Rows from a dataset
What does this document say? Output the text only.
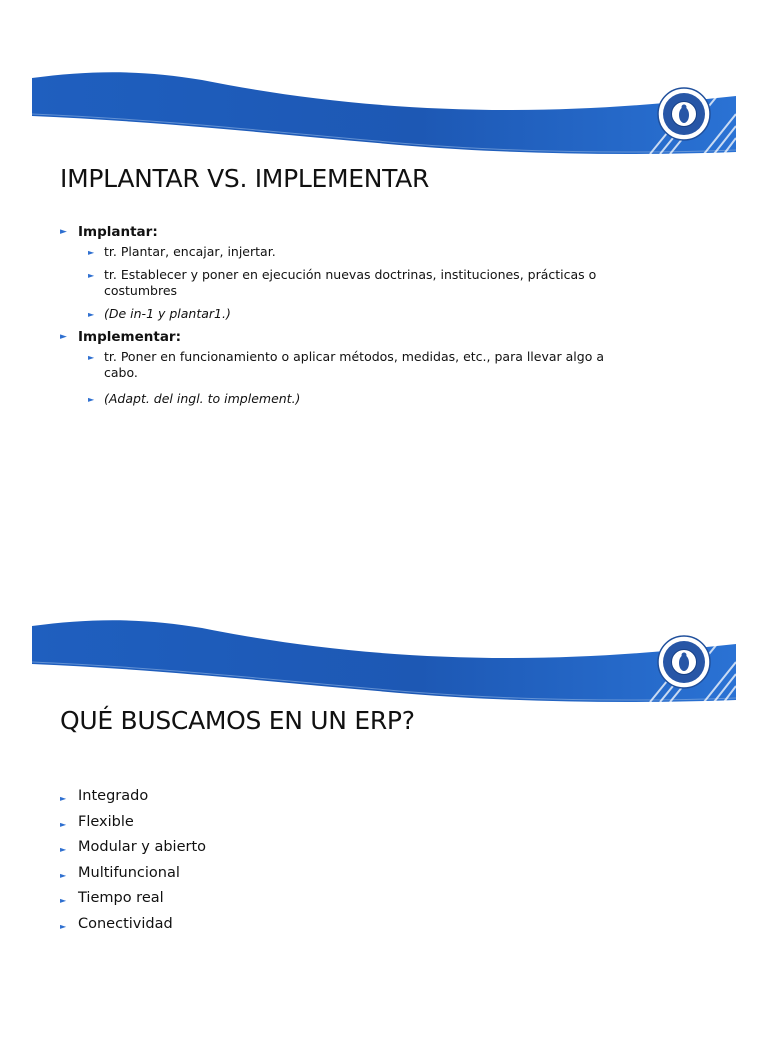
IMPLANTAR VS. IMPLEMENTAR
► Implantar:
► tr. Plantar, encajar, injertar.
► tr. Establecer y poner en ejecución nuevas doctrinas, instituciones, prácticas o costumbres
► (De in-1 y plantar1.)
► Implementar:
► tr. Poner en funcionamiento o aplicar métodos, medidas, etc., para llevar algo a cabo.
► (Adapt. del ingl. to implement.)
QUÉ BUSCAMOS EN UN ERP?
► Integrado
► Flexible
► Modular y abierto
► Multifuncional
► Tiempo real
► Conectividad
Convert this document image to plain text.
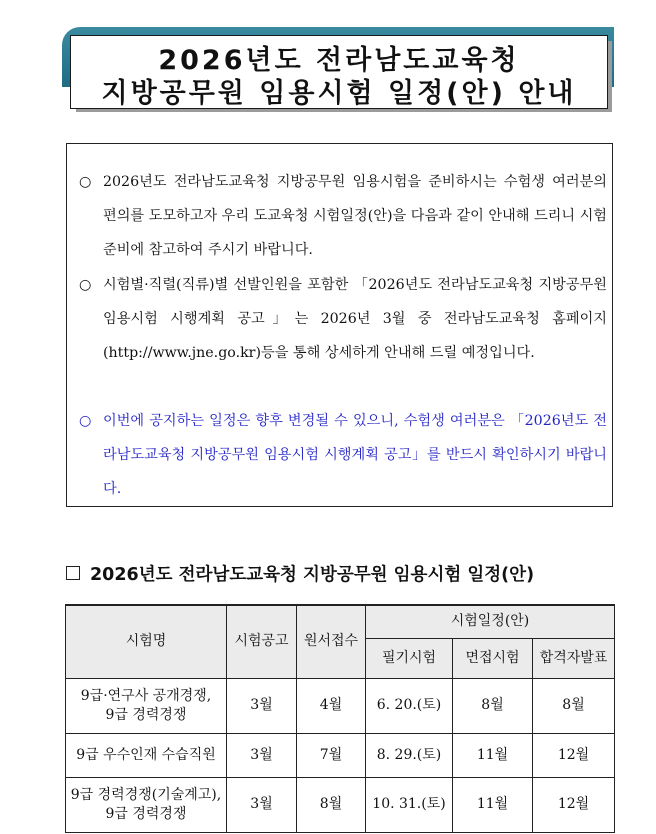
2026년도 전라남도교육청
지방공무원 임용시험 일정(안) 안내
○ 2026년도 전라남도교육청 지방공무원 임용시험을 준비하시는 수험생 여러분의 편의를 도모하고자 우리 도교육청 시험일정(안)을 다음과 같이 안내해 드리니 시험 준비에 참고하여 주시기 바랍니다.
○ 시험별·직렬(직류)별 선발인원을 포함한 「2026년도 전라남도교육청 지방공무원 임용시험 시행계획 공고」는 2026년 3월 중 전라남도교육청 홈페이지(http://www.jne.go.kr)등을 통해 상세하게 안내해 드릴 예정입니다.
○ 이번에 공지하는 일정은 향후 변경될 수 있으니, 수험생 여러분은 「2026년도 전라남도교육청 지방공무원 임용시험 시행계획 공고」를 반드시 확인하시기 바랍니다.
2026년도 전라남도교육청 지방공무원 임용시험 일정(안)
시험명	시험공고	원서접수	시험일정(안)		
			필기시험	면접시험	합격자발표

9급·연구사 공개경쟁,
9급 경력경쟁	3월	4월	6. 20.(토)	8월	8월

9급 우수인재 수습직원	3월	7월	8. 29.(토)	11월	12월

9급 경력경쟁(기술계고),
9급 경력경쟁	3월	8월	10. 31.(토)	11월	12월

BRIEF: Make an exact copy of all entries above, dropping the images.

EXERCISE OUTPUT:
What does this document say? Output the text only.
IMPLANTAR VS. IMPLEMENTAR
► Implantar:
► tr. Plantar, encajar, injertar.
► tr. Establecer y poner en ejecución nuevas doctrinas, instituciones, prácticas o costumbres
► (De in-1 y plantar1.)
► Implementar:
► tr. Poner en funcionamiento o aplicar métodos, medidas, etc., para llevar algo a cabo.
► (Adapt. del ingl. to implement.)
QUÉ BUSCAMOS EN UN ERP?
► Integrado
► Flexible
► Modular y abierto
► Multifuncional
► Tiempo real
► Conectividad
Convert this document image to plain text.
2026년도 전라남도교육청
지방공무원 임용시험 일정(안) 안내
○ 2026년도 전라남도교육청 지방공무원 임용시험을 준비하시는 수험생 여러분의 편의를 도모하고자 우리 도교육청 시험일정(안)을 다음과 같이 안내해 드리니 시험 준비에 참고하여 주시기 바랍니다.
○ 시험별·직렬(직류)별 선발인원을 포함한 「2026년도 전라남도교육청 지방공무원 임용시험 시행계획 공고」는 2026년 3월 중 전라남도교육청 홈페이지(http://www.jne.go.kr)등을 통해 상세하게 안내해 드릴 예정입니다.
○ 이번에 공지하는 일정은 향후 변경될 수 있으니, 수험생 여러분은 「2026년도 전라남도교육청 지방공무원 임용시험 시행계획 공고」를 반드시 확인하시기 바랍니다.
2026년도 전라남도교육청 지방공무원 임용시험 일정(안)
시험명	시험공고	원서접수	시험일정(안)		
			필기시험	면접시험	합격자발표

9급·연구사 공개경쟁,
9급 경력경쟁	3월	4월	6. 20.(토)	8월	8월

9급 우수인재 수습직원	3월	7월	8. 29.(토)	11월	12월

9급 경력경쟁(기술계고),
9급 경력경쟁	3월	8월	10. 31.(토)	11월	12월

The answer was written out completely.